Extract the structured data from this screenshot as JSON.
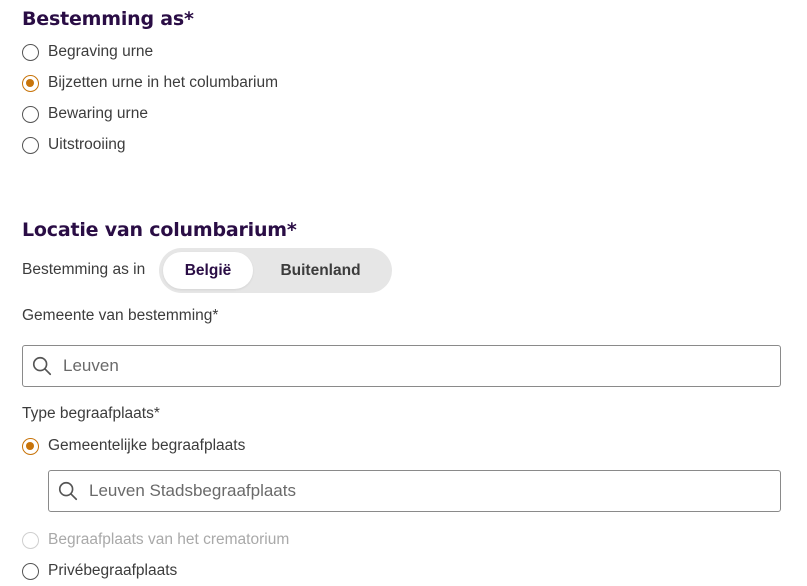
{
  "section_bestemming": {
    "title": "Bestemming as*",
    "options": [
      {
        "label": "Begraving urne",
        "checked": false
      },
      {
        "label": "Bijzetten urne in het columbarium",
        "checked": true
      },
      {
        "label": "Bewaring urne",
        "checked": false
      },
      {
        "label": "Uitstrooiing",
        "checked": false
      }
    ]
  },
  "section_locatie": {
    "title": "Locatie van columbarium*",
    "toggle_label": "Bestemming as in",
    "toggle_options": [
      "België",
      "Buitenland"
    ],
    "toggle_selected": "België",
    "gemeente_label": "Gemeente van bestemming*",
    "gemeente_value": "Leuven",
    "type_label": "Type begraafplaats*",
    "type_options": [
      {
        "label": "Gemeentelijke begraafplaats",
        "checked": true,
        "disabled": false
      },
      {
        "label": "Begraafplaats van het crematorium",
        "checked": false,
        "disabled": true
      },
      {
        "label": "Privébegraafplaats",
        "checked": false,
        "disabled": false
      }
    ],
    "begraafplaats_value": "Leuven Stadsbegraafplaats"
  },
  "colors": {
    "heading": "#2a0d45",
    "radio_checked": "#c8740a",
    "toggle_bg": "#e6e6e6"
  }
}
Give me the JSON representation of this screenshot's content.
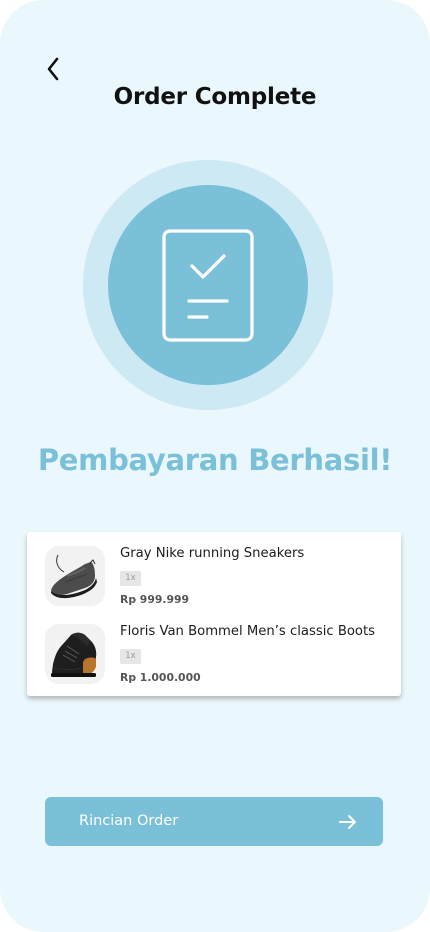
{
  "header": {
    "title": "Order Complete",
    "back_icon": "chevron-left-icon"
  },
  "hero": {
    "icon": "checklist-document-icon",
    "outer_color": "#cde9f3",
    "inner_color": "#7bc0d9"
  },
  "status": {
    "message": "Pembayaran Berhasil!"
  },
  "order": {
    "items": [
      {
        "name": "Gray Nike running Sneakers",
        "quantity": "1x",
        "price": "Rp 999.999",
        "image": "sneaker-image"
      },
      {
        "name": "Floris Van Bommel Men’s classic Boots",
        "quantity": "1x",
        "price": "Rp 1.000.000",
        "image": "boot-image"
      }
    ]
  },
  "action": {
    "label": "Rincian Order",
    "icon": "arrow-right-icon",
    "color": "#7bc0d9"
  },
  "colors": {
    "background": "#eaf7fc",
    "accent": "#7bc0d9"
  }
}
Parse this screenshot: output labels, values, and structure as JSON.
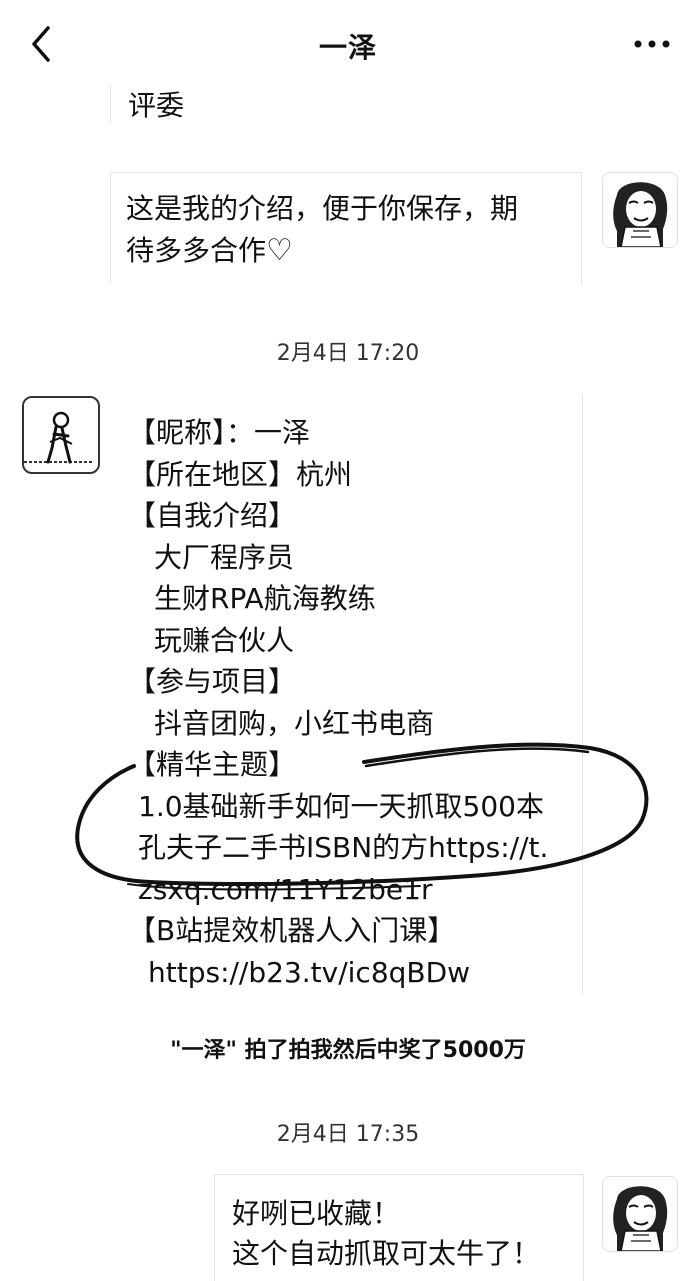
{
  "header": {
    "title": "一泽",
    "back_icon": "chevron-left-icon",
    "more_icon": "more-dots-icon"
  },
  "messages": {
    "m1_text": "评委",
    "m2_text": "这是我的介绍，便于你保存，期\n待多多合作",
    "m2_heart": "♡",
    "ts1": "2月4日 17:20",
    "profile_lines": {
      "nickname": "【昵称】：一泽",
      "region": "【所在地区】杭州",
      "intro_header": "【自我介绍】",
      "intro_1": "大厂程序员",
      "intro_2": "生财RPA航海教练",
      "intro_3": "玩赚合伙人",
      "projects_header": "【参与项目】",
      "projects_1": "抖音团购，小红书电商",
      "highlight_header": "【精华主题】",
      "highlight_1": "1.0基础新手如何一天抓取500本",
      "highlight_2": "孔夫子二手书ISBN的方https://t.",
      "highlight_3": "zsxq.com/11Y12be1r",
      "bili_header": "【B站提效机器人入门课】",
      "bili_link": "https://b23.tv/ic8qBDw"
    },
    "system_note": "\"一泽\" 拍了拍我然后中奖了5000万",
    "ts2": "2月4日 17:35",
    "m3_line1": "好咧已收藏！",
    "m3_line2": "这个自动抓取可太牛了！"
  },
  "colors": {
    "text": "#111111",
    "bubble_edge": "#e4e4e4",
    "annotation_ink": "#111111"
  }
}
--------------------------------------------------
Challenge: Set down the material exactly, every line of it, except for the pictures.

Written solution:
Extract the structured data from this screenshot as JSON.
{
  "section_bestemming": {
    "title": "Bestemming as*",
    "options": [
      {
        "label": "Begraving urne",
        "checked": false
      },
      {
        "label": "Bijzetten urne in het columbarium",
        "checked": true
      },
      {
        "label": "Bewaring urne",
        "checked": false
      },
      {
        "label": "Uitstrooiing",
        "checked": false
      }
    ]
  },
  "section_locatie": {
    "title": "Locatie van columbarium*",
    "toggle_label": "Bestemming as in",
    "toggle_options": [
      "België",
      "Buitenland"
    ],
    "toggle_selected": "België",
    "gemeente_label": "Gemeente van bestemming*",
    "gemeente_value": "Leuven",
    "type_label": "Type begraafplaats*",
    "type_options": [
      {
        "label": "Gemeentelijke begraafplaats",
        "checked": true,
        "disabled": false
      },
      {
        "label": "Begraafplaats van het crematorium",
        "checked": false,
        "disabled": true
      },
      {
        "label": "Privébegraafplaats",
        "checked": false,
        "disabled": false
      }
    ],
    "begraafplaats_value": "Leuven Stadsbegraafplaats"
  },
  "colors": {
    "heading": "#2a0d45",
    "radio_checked": "#c8740a",
    "toggle_bg": "#e6e6e6"
  }
}
Give me the JSON representation of this screenshot's content.
{
  "header": {
    "title": "Order Complete",
    "back_icon": "chevron-left-icon"
  },
  "hero": {
    "icon": "checklist-document-icon",
    "outer_color": "#cde9f3",
    "inner_color": "#7bc0d9"
  },
  "status": {
    "message": "Pembayaran Berhasil!"
  },
  "order": {
    "items": [
      {
        "name": "Gray Nike running Sneakers",
        "quantity": "1x",
        "price": "Rp 999.999",
        "image": "sneaker-image"
      },
      {
        "name": "Floris Van Bommel Men’s classic Boots",
        "quantity": "1x",
        "price": "Rp 1.000.000",
        "image": "boot-image"
      }
    ]
  },
  "action": {
    "label": "Rincian Order",
    "icon": "arrow-right-icon",
    "color": "#7bc0d9"
  },
  "colors": {
    "background": "#eaf7fc",
    "accent": "#7bc0d9"
  }
}
Parse this screenshot: output labels, values, and structure as JSON.
{
  "header": {
    "title": "一泽",
    "back_icon": "chevron-left-icon",
    "more_icon": "more-dots-icon"
  },
  "messages": {
    "m1_text": "评委",
    "m2_text": "这是我的介绍，便于你保存，期\n待多多合作",
    "m2_heart": "♡",
    "ts1": "2月4日 17:20",
    "profile_lines": {
      "nickname": "【昵称】：一泽",
      "region": "【所在地区】杭州",
      "intro_header": "【自我介绍】",
      "intro_1": "大厂程序员",
      "intro_2": "生财RPA航海教练",
      "intro_3": "玩赚合伙人",
      "projects_header": "【参与项目】",
      "projects_1": "抖音团购，小红书电商",
      "highlight_header": "【精华主题】",
      "highlight_1": "1.0基础新手如何一天抓取500本",
      "highlight_2": "孔夫子二手书ISBN的方https://t.",
      "highlight_3": "zsxq.com/11Y12be1r",
      "bili_header": "【B站提效机器人入门课】",
      "bili_link": "https://b23.tv/ic8qBDw"
    },
    "system_note": "\"一泽\" 拍了拍我然后中奖了5000万",
    "ts2": "2月4日 17:35",
    "m3_line1": "好咧已收藏！",
    "m3_line2": "这个自动抓取可太牛了！"
  },
  "colors": {
    "text": "#111111",
    "bubble_edge": "#e4e4e4",
    "annotation_ink": "#111111"
  }
}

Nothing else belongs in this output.